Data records
►

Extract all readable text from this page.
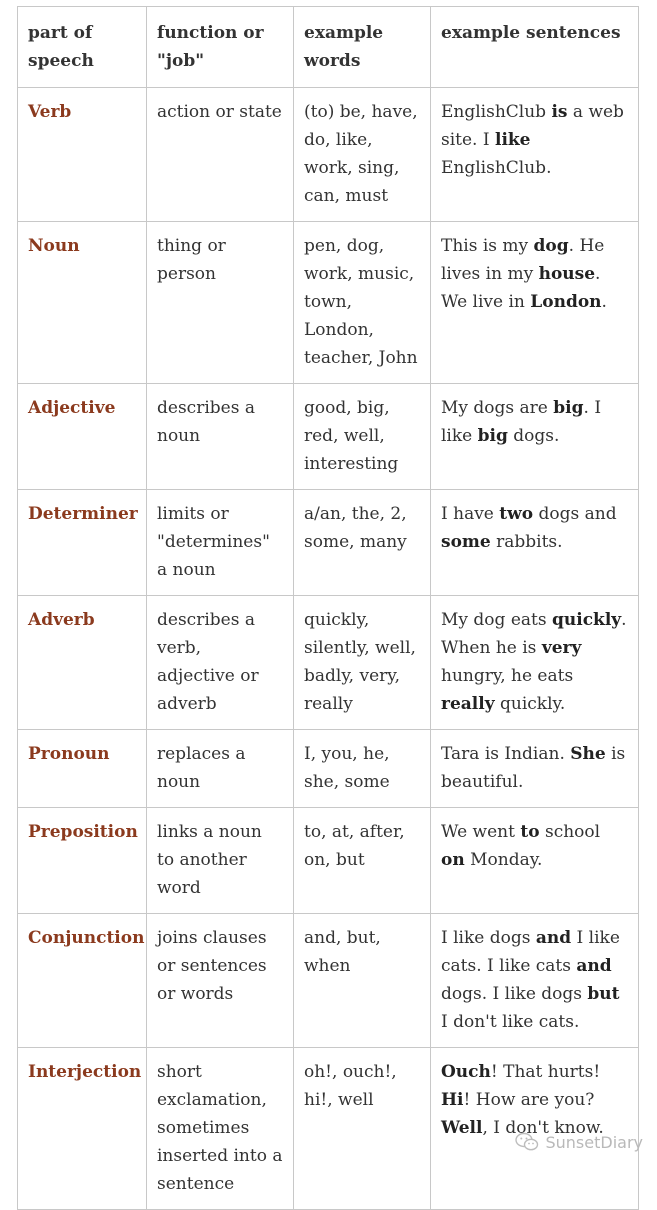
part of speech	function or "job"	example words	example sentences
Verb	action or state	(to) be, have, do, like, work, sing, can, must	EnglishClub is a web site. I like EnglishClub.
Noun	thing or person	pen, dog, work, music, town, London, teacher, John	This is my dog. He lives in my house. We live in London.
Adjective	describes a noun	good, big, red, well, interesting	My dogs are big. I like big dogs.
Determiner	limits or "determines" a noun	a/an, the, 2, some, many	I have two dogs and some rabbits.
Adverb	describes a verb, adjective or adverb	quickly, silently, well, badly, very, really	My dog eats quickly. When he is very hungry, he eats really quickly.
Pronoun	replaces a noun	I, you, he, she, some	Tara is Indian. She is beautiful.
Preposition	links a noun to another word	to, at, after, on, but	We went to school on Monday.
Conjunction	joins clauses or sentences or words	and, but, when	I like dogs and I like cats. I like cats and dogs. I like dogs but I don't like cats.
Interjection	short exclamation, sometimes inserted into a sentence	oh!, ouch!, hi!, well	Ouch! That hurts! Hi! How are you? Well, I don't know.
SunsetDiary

◄
►

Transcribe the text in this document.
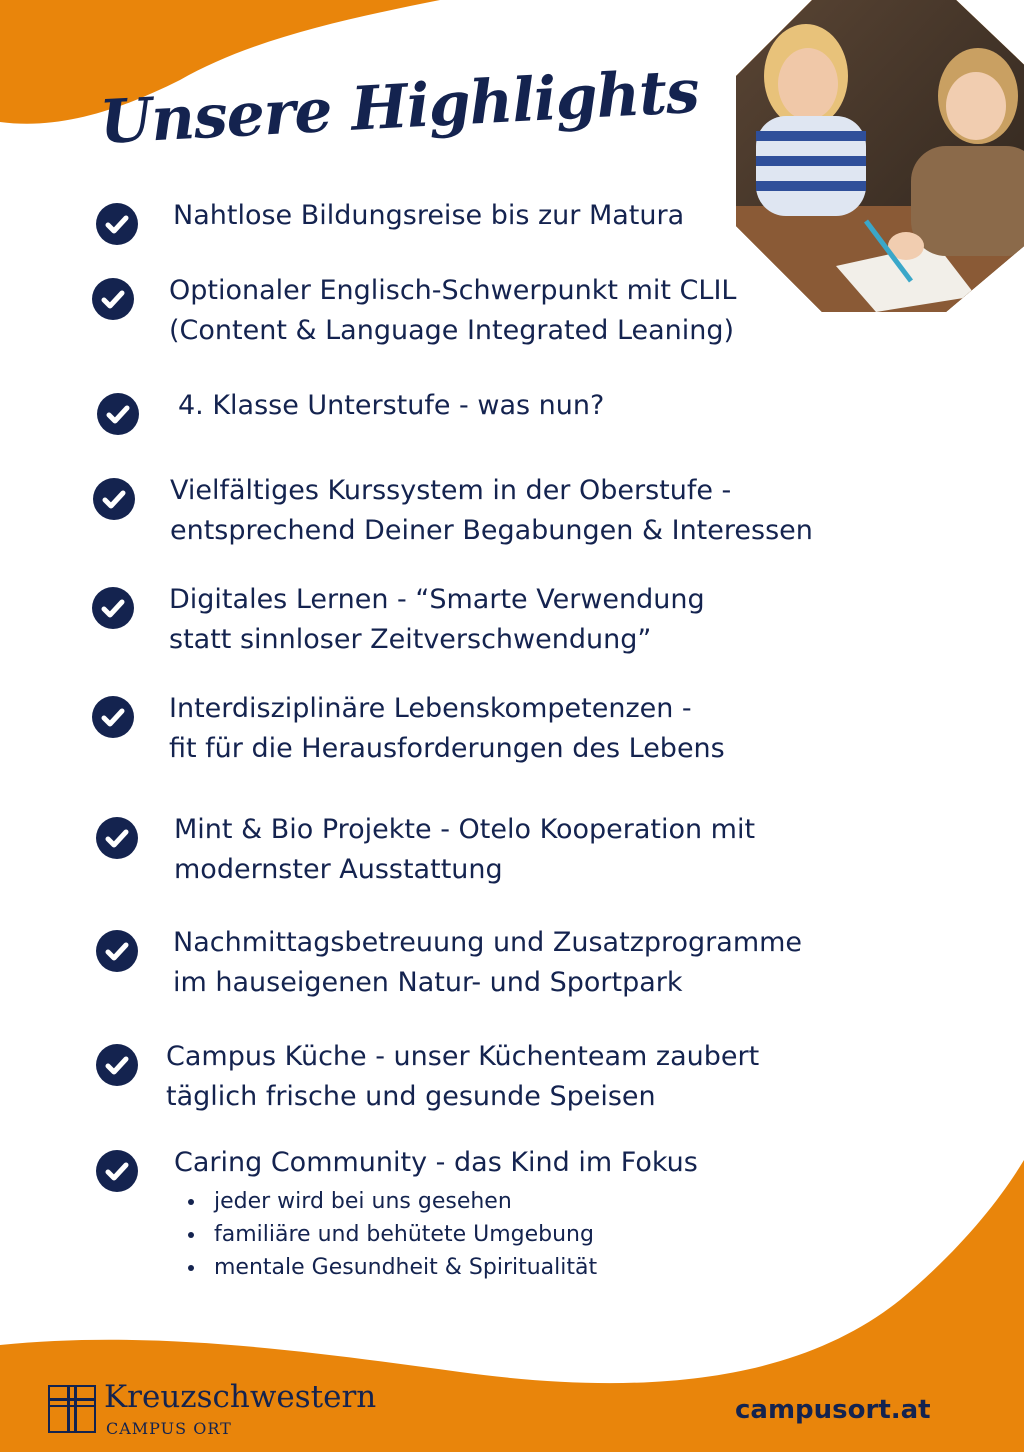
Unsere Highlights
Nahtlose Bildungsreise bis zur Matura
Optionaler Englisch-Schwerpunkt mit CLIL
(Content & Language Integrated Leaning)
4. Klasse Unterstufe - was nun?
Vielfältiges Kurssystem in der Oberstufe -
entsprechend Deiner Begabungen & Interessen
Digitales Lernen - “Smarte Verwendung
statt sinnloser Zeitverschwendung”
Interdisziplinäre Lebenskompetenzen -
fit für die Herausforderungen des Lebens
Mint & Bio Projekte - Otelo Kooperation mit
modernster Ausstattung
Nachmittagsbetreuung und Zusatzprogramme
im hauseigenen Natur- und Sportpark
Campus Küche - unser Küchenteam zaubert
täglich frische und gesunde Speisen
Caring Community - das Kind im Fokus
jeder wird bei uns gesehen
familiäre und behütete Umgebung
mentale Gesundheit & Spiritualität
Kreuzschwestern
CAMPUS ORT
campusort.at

◄

◆ Task:
Find the word "sentences" in the entries above and gather every line that holds it.

◆ Written reply:
part of speech	function or "job"	example words	example sentences
Conjunction	joins clauses or sentences or words	and, but, when	I like dogs and I like cats. I like cats and dogs. I like dogs but I don't like cats.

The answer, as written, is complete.